— PROBLEM TO WORK ON —
Restate the records below word for word, and omit the images they hold.

— AVAILABLE RECORDS —
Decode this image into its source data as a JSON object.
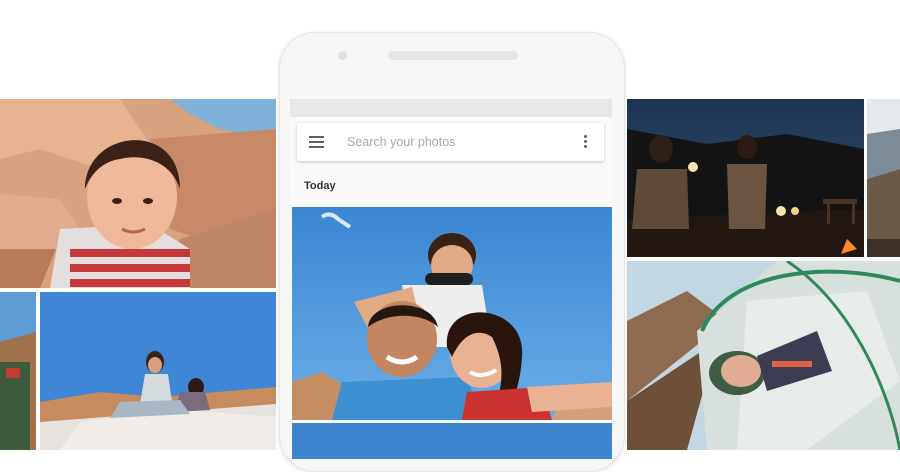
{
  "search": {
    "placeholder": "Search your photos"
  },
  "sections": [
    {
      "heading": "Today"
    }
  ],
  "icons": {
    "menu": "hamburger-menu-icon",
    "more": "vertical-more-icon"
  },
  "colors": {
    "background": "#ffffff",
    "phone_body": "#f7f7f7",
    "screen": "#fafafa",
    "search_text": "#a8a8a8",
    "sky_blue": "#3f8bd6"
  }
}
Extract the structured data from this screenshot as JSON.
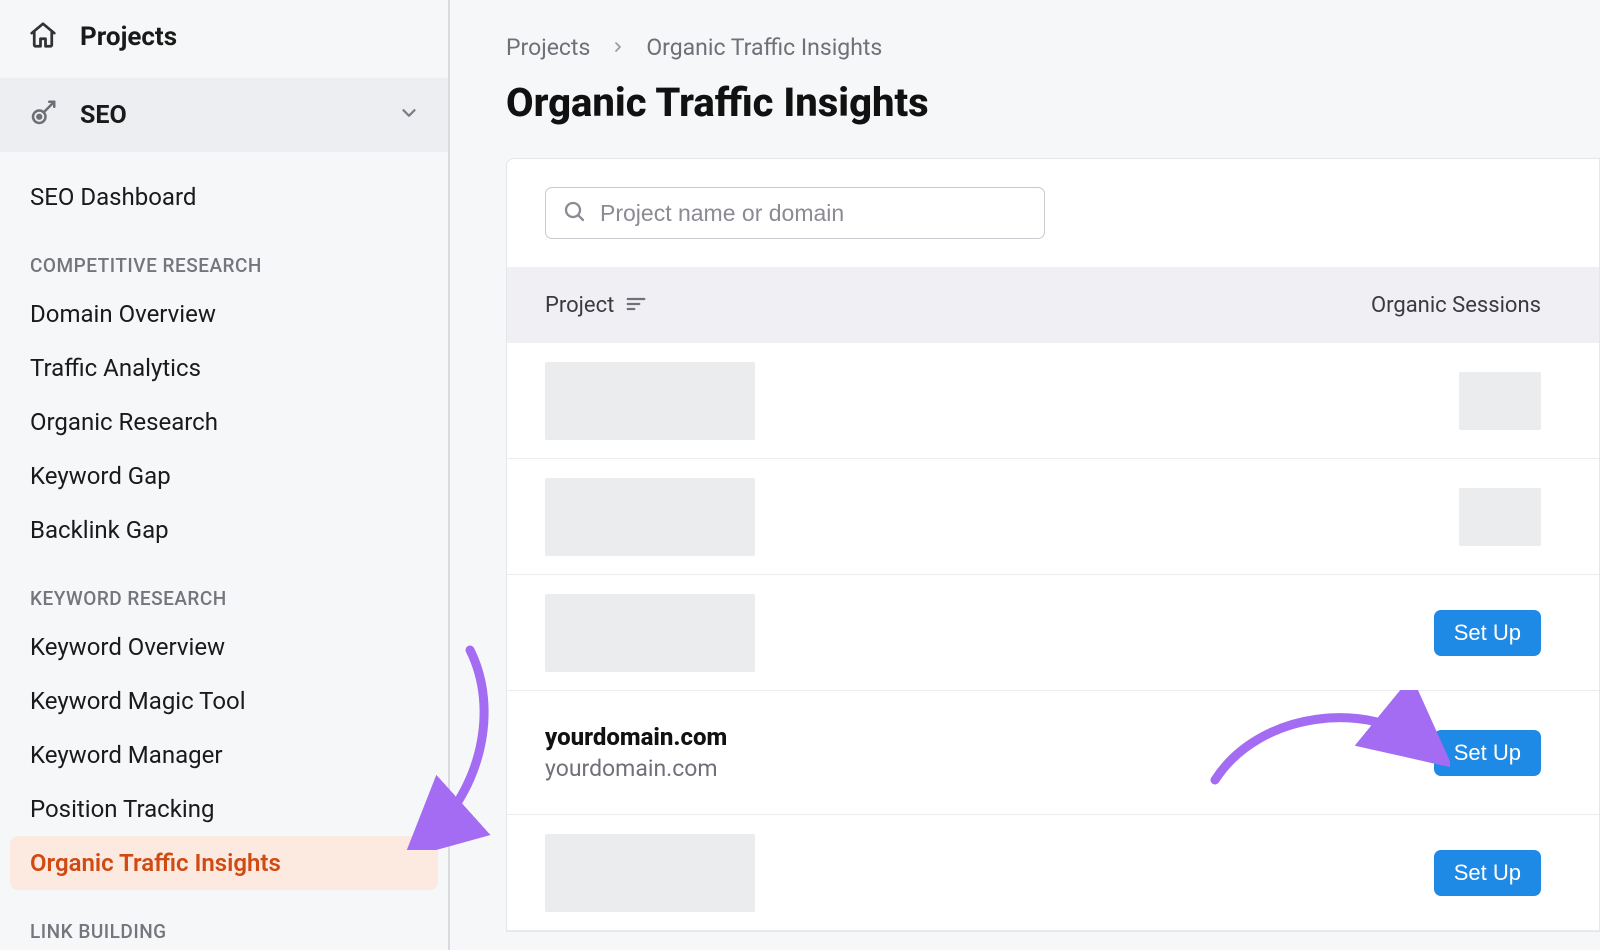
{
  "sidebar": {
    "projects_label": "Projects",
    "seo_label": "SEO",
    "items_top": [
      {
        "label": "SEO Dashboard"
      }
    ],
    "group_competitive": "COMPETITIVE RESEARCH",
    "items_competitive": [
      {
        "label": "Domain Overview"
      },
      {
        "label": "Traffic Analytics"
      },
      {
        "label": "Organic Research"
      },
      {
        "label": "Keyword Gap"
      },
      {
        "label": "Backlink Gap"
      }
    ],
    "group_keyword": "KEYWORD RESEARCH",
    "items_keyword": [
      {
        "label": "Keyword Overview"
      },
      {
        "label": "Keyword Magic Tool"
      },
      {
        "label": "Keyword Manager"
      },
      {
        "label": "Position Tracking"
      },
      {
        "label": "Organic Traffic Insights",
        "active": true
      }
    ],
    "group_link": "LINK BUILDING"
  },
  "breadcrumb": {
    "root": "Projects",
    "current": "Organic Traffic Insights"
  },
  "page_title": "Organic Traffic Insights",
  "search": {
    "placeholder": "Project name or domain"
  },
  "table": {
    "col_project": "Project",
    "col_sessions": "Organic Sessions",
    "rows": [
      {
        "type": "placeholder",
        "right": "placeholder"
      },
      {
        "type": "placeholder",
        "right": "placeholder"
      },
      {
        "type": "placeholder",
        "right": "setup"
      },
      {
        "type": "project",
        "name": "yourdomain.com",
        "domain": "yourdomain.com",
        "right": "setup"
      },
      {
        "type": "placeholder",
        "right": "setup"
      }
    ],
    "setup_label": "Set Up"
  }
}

— THE ANSWER —
Decode this image into its source data as a JSON object.
{
  "search": {
    "placeholder": "Search your photos"
  },
  "sections": [
    {
      "heading": "Today"
    }
  ],
  "icons": {
    "menu": "hamburger-menu-icon",
    "more": "vertical-more-icon"
  },
  "colors": {
    "background": "#ffffff",
    "phone_body": "#f7f7f7",
    "screen": "#fafafa",
    "search_text": "#a8a8a8",
    "sky_blue": "#3f8bd6"
  }
}
Extract the structured data from this screenshot as JSON.
{
  "sidebar": {
    "projects_label": "Projects",
    "seo_label": "SEO",
    "items_top": [
      {
        "label": "SEO Dashboard"
      }
    ],
    "group_competitive": "COMPETITIVE RESEARCH",
    "items_competitive": [
      {
        "label": "Domain Overview"
      },
      {
        "label": "Traffic Analytics"
      },
      {
        "label": "Organic Research"
      },
      {
        "label": "Keyword Gap"
      },
      {
        "label": "Backlink Gap"
      }
    ],
    "group_keyword": "KEYWORD RESEARCH",
    "items_keyword": [
      {
        "label": "Keyword Overview"
      },
      {
        "label": "Keyword Magic Tool"
      },
      {
        "label": "Keyword Manager"
      },
      {
        "label": "Position Tracking"
      },
      {
        "label": "Organic Traffic Insights",
        "active": true
      }
    ],
    "group_link": "LINK BUILDING"
  },
  "breadcrumb": {
    "root": "Projects",
    "current": "Organic Traffic Insights"
  },
  "page_title": "Organic Traffic Insights",
  "search": {
    "placeholder": "Project name or domain"
  },
  "table": {
    "col_project": "Project",
    "col_sessions": "Organic Sessions",
    "rows": [
      {
        "type": "placeholder",
        "right": "placeholder"
      },
      {
        "type": "placeholder",
        "right": "placeholder"
      },
      {
        "type": "placeholder",
        "right": "setup"
      },
      {
        "type": "project",
        "name": "yourdomain.com",
        "domain": "yourdomain.com",
        "right": "setup"
      },
      {
        "type": "placeholder",
        "right": "setup"
      }
    ],
    "setup_label": "Set Up"
  }
}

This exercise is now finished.